## Listed records
────
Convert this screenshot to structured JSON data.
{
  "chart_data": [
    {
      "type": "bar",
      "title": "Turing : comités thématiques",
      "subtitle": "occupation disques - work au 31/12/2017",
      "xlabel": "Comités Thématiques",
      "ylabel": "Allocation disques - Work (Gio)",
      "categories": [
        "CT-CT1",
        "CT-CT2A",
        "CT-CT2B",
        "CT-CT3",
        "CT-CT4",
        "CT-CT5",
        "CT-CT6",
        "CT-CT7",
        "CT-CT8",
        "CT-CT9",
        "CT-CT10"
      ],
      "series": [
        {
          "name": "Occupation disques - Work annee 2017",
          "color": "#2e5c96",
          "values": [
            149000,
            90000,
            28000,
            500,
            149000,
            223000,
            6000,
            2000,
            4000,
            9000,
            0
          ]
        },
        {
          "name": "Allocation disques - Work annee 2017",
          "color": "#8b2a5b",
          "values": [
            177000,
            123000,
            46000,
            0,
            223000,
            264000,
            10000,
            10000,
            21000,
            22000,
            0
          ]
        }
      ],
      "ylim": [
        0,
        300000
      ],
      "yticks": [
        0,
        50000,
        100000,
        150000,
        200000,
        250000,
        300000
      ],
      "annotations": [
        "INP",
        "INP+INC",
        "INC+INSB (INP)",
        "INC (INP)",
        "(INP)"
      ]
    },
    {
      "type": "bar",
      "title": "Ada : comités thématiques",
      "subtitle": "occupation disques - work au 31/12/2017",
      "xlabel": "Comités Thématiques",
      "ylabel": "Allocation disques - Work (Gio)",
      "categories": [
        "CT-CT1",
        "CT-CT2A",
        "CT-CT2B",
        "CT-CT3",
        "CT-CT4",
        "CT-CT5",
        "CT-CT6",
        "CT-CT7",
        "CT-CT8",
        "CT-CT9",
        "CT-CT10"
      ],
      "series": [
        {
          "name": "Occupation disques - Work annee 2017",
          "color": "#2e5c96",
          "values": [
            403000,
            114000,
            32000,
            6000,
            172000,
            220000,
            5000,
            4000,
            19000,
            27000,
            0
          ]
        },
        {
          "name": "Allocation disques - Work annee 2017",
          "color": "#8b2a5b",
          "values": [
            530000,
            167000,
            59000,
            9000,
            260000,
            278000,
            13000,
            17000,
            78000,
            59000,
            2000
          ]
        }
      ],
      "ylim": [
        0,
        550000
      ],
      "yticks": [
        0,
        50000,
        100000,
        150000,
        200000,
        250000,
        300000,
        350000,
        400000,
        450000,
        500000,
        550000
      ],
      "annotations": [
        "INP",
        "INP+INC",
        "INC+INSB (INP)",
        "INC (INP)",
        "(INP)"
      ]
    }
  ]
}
────
Write out all the entries exactly.

Convert this screenshot to structured JSON data.
{
  "chart_data": [
    {
      "type": "bar",
      "title": "Turing : comités thématiques",
      "subtitle": "occupation disques - work au 31/12/2017",
      "xlabel": "Comités Thématiques",
      "ylabel": "Allocation disques - Work (Gio)",
      "categories": [
        "CT-CT1",
        "CT-CT2A",
        "CT-CT2B",
        "CT-CT3",
        "CT-CT4",
        "CT-CT5",
        "CT-CT6",
        "CT-CT7",
        "CT-CT8",
        "CT-CT9",
        "CT-CT10"
      ],
      "series": [
        {
          "name": "Occupation disques - Work annee 2017",
          "color": "#2e5c96",
          "values": [
            149000,
            90000,
            28000,
            500,
            149000,
            223000,
            6000,
            2000,
            4000,
            9000,
            0
          ]
        },
        {
          "name": "Allocation disques - Work annee 2017",
          "color": "#8b2a5b",
          "values": [
            177000,
            123000,
            46000,
            0,
            223000,
            264000,
            10000,
            10000,
            21000,
            22000,
            0
          ]
        }
      ],
      "ylim": [
        0,
        300000
      ],
      "yticks": [
        0,
        50000,
        100000,
        150000,
        200000,
        250000,
        300000
      ],
      "annotations": [
        "INP",
        "INP+INC",
        "INC+INSB (INP)",
        "INC (INP)",
        "(INP)"
      ]
    },
    {
      "type": "bar",
      "title": "Ada : comités thématiques",
      "subtitle": "occupation disques - work au 31/12/2017",
      "xlabel": "Comités Thématiques",
      "ylabel": "Allocation disques - Work (Gio)",
      "categories": [
        "CT-CT1",
        "CT-CT2A",
        "CT-CT2B",
        "CT-CT3",
        "CT-CT4",
        "CT-CT5",
        "CT-CT6",
        "CT-CT7",
        "CT-CT8",
        "CT-CT9",
        "CT-CT10"
      ],
      "series": [
        {
          "name": "Occupation disques - Work annee 2017",
          "color": "#2e5c96",
          "values": [
            403000,
            114000,
            32000,
            6000,
            172000,
            220000,
            5000,
            4000,
            19000,
            27000,
            0
          ]
        },
        {
          "name": "Allocation disques - Work annee 2017",
          "color": "#8b2a5b",
          "values": [
            530000,
            167000,
            59000,
            9000,
            260000,
            278000,
            13000,
            17000,
            78000,
            59000,
            2000
          ]
        }
      ],
      "ylim": [
        0,
        550000
      ],
      "yticks": [
        0,
        50000,
        100000,
        150000,
        200000,
        250000,
        300000,
        350000,
        400000,
        450000,
        500000,
        550000
      ],
      "annotations": [
        "INP",
        "INP+INC",
        "INC+INSB (INP)",
        "INC (INP)",
        "(INP)"
      ]
    }
  ]
}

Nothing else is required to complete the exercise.